# What is being asked
Copy out the entries below precisely; nothing is to be omitted.
— Start Data —
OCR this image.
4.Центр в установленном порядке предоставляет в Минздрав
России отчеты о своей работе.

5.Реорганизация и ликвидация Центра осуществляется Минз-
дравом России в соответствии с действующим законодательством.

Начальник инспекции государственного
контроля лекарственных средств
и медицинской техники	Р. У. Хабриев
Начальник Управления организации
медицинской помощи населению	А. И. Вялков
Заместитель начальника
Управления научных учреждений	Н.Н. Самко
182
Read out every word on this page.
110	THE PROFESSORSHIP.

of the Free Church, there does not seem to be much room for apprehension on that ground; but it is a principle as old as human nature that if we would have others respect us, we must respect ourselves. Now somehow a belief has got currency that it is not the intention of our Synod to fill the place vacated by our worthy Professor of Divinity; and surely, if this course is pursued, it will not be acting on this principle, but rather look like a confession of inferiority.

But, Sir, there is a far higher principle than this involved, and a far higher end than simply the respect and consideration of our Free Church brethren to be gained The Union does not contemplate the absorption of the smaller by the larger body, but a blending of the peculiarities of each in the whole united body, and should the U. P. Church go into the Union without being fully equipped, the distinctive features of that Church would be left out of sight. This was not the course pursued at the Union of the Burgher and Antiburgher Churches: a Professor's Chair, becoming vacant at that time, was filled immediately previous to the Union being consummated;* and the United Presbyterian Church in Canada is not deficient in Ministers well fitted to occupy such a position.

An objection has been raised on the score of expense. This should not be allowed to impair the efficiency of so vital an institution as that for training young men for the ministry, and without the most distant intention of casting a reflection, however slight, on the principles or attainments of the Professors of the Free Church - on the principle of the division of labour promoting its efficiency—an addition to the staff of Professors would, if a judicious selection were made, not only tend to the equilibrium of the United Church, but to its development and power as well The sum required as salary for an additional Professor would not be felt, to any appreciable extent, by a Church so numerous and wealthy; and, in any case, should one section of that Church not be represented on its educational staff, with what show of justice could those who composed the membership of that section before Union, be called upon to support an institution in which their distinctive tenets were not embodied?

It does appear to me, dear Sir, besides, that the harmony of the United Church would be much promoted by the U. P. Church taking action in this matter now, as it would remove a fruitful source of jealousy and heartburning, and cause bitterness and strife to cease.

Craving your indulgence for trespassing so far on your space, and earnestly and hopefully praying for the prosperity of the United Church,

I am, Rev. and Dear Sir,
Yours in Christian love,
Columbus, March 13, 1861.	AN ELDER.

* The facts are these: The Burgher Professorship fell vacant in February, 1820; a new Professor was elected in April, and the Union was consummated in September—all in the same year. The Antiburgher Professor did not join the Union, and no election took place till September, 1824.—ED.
— End Data —
# Exercise answer
OCR this image.
4.Центр в установленном порядке предоставляет в Минздрав
России отчеты о своей работе.

5.Реорганизация и ликвидация Центра осуществляется Минз-
дравом России в соответствии с действующим законодательством.

Начальник инспекции государственного
контроля лекарственных средств
и медицинской техники	Р. У. Хабриев
Начальник Управления организации
медицинской помощи населению	А. И. Вялков
Заместитель начальника
Управления научных учреждений	Н.Н. Самко
182
Read out every word on this page.
110	THE PROFESSORSHIP.

of the Free Church, there does not seem to be much room for apprehension on that ground; but it is a principle as old as human nature that if we would have others respect us, we must respect ourselves. Now somehow a belief has got currency that it is not the intention of our Synod to fill the place vacated by our worthy Professor of Divinity; and surely, if this course is pursued, it will not be acting on this principle, but rather look like a confession of inferiority.

But, Sir, there is a far higher principle than this involved, and a far higher end than simply the respect and consideration of our Free Church brethren to be gained The Union does not contemplate the absorption of the smaller by the larger body, but a blending of the peculiarities of each in the whole united body, and should the U. P. Church go into the Union without being fully equipped, the distinctive features of that Church would be left out of sight. This was not the course pursued at the Union of the Burgher and Antiburgher Churches: a Professor's Chair, becoming vacant at that time, was filled immediately previous to the Union being consummated;* and the United Presbyterian Church in Canada is not deficient in Ministers well fitted to occupy such a position.

An objection has been raised on the score of expense. This should not be allowed to impair the efficiency of so vital an institution as that for training young men for the ministry, and without the most distant intention of casting a reflection, however slight, on the principles or attainments of the Professors of the Free Church - on the principle of the division of labour promoting its efficiency—an addition to the staff of Professors would, if a judicious selection were made, not only tend to the equilibrium of the United Church, but to its development and power as well The sum required as salary for an additional Professor would not be felt, to any appreciable extent, by a Church so numerous and wealthy; and, in any case, should one section of that Church not be represented on its educational staff, with what show of justice could those who composed the membership of that section before Union, be called upon to support an institution in which their distinctive tenets were not embodied?

It does appear to me, dear Sir, besides, that the harmony of the United Church would be much promoted by the U. P. Church taking action in this matter now, as it would remove a fruitful source of jealousy and heartburning, and cause bitterness and strife to cease.

Craving your indulgence for trespassing so far on your space, and earnestly and hopefully praying for the prosperity of the United Church,

I am, Rev. and Dear Sir,
Yours in Christian love,
Columbus, March 13, 1861.	AN ELDER.

* The facts are these: The Burgher Professorship fell vacant in February, 1820; a new Professor was elected in April, and the Union was consummated in September—all in the same year. The Antiburgher Professor did not join the Union, and no election took place till September, 1824.—ED.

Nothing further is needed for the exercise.